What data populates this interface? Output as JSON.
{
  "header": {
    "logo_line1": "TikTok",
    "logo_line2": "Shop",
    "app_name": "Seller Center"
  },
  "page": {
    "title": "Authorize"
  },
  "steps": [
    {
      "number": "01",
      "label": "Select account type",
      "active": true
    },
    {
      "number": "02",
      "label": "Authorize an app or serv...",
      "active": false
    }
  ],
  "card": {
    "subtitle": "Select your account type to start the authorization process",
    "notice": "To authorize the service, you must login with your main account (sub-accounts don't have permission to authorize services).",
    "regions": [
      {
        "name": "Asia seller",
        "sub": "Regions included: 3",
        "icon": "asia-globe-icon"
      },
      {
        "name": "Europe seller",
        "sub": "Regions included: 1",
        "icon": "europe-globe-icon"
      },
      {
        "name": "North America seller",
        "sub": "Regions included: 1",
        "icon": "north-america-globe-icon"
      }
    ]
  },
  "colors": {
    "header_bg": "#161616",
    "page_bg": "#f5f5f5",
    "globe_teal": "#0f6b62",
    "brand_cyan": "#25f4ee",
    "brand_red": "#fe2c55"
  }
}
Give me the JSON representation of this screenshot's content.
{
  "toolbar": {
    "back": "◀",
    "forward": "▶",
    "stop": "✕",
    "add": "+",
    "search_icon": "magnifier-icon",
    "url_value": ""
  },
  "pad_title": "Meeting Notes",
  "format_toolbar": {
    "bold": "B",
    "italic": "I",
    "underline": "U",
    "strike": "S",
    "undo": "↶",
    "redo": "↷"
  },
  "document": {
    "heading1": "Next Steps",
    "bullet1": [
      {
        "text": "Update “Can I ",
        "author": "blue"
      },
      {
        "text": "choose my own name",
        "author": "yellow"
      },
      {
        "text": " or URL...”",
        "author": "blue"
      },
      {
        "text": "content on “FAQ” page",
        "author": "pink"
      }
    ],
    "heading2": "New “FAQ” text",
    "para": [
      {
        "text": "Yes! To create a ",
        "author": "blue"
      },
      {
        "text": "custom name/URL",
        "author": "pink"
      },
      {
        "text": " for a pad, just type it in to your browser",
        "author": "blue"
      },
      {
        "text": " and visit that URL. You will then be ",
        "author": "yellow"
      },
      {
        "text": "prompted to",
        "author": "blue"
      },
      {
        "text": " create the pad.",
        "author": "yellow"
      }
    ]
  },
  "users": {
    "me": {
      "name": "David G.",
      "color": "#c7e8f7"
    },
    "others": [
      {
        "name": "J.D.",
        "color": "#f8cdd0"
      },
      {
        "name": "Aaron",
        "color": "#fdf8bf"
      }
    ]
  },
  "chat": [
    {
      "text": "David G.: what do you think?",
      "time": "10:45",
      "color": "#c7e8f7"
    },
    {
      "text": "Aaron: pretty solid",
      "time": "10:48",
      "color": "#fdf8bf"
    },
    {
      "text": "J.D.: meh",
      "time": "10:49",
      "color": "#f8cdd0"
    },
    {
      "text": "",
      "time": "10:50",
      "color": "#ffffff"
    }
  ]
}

============================================================

WHAT IS REQUIRED |
Copy each line of the data that contains the word "this".

WRITTEN REPLY |
What data populates this interface? Output as JSON.
Give me the JSON representation of this screenshot's content.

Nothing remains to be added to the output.